Source data |
- - - -

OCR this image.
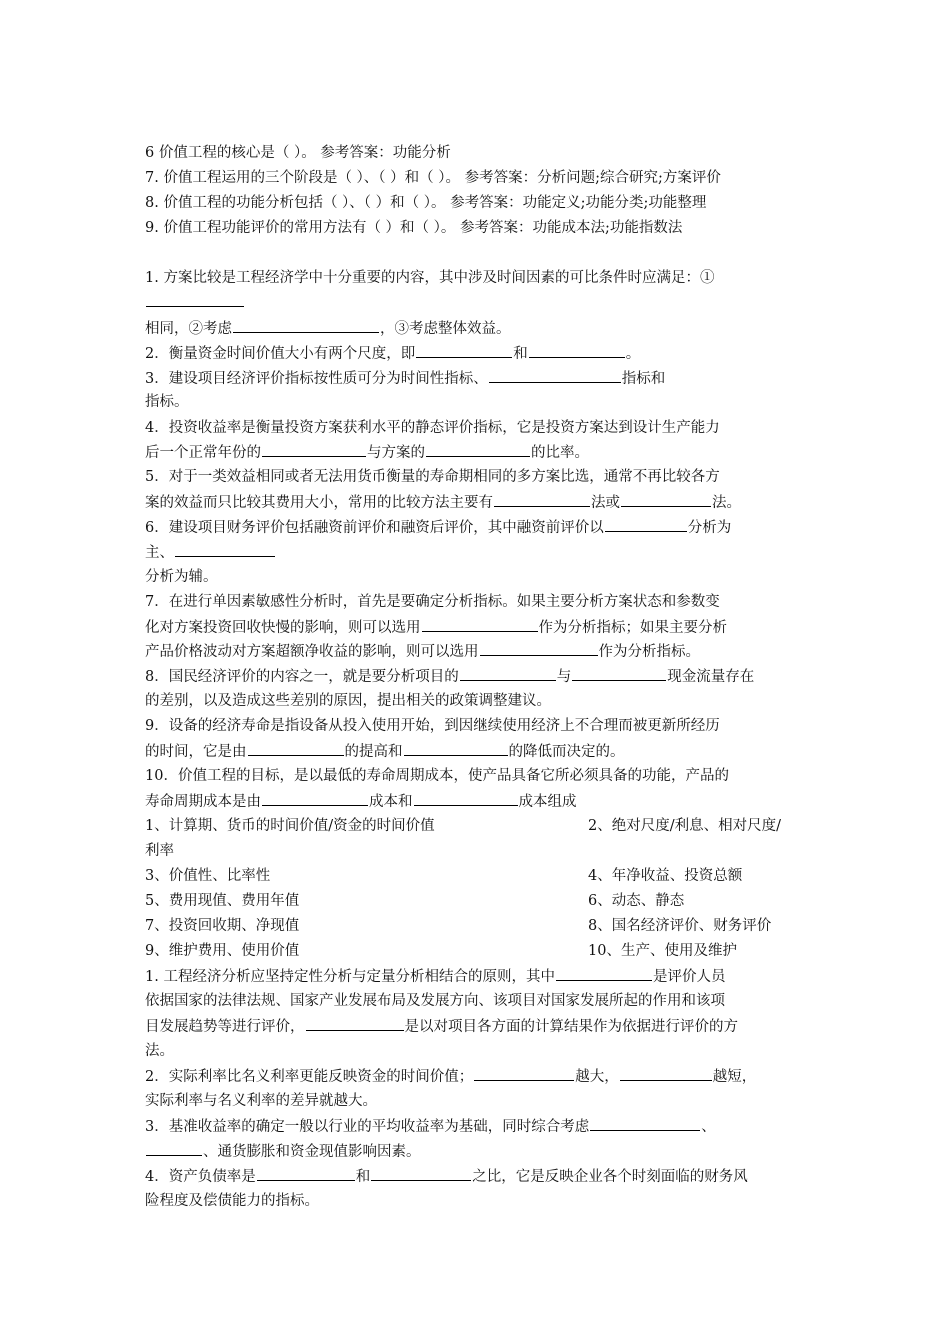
6 价值工程的核心是（ ）。 参考答案：功能分析
7. 价值工程运用的三个阶段是（ ）、（ ）和（ ）。 参考答案：分析问题;综合研究;方案评价
8. 价值工程的功能分析包括（ ）、（ ）和（ ）。 参考答案：功能定义;功能分类;功能整理
9. 价值工程功能评价的常用方法有（ ）和（ ）。 参考答案：功能成本法;功能指数法
1. 方案比较是工程经济学中十分重要的内容，其中涉及时间因素的可比条件时应满足：①
相同，②考虑	，③考虑整体效益。
2．衡量资金时间价值大小有两个尺度，即	和	。
3．建设项目经济评价指标按性质可分为时间性指标、	指标和
指标。
4．投资收益率是衡量投资方案获利水平的静态评价指标，它是投资方案达到设计生产能力
后一个正常年份的	与方案的	的比率。
5．对于一类效益相同或者无法用货币衡量的寿命期相同的多方案比选，通常不再比较各方
案的效益而只比较其费用大小，常用的比较方法主要有	法或	法。
6．建设项目财务评价包括融资前评价和融资后评价，其中融资前评价以	分析为
主、
分析为辅。
7．在进行单因素敏感性分析时，首先是要确定分析指标。如果主要分析方案状态和参数变
化对方案投资回收快慢的影响，则可以选用	作为分析指标；如果主要分析
产品价格波动对方案超额净收益的影响，则可以选用	作为分析指标。
8．国民经济评价的内容之一，就是要分析项目的	与	现金流量存在
的差别，以及造成这些差别的原因，提出相关的政策调整建议。
9．设备的经济寿命是指设备从投入使用开始，到因继续使用经济上不合理而被更新所经历
的时间，它是由	的提高和	的降低而决定的。
10．价值工程的目标，是以最低的寿命周期成本，使产品具备它所必须具备的功能，产品的
寿命周期成本是由	成本和	成本组成
1、计算期、货币的时间价值/资金的时间价值	2、绝对尺度/利息、相对尺度/
利率
3、价值性、比率性	4、年净收益、投资总额
5、费用现值、费用年值	6、动态、静态
7、投资回收期、净现值	8、国名经济评价、财务评价
9、维护费用、使用价值	10、生产、使用及维护
1. 工程经济分析应坚持定性分析与定量分析相结合的原则，其中	是评价人员
依据国家的法律法规、国家产业发展布局及发展方向、该项目对国家发展所起的作用和该项
目发展趋势等进行评价，	是以对项目各方面的计算结果作为依据进行评价的方
法。
2．实际利率比名义利率更能反映资金的时间价值；	越大，	越短，
实际利率与名义利率的差异就越大。
3．基准收益率的确定一般以行业的平均收益率为基础，同时综合考虑	、
、通货膨胀和资金现值影响因素。
4．资产负债率是	和	之比，它是反映企业各个时刻面临的财务风
险程度及偿债能力的指标。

- - - -

Goal of the exercise |
Consider the entries above and return each line with the string "则可以选用".

Answer in full |
化对方案投资回收快慢的影响，则可以选用	作为分析指标；如果主要分析
产品价格波动对方案超额净收益的影响，则可以选用	作为分析指标。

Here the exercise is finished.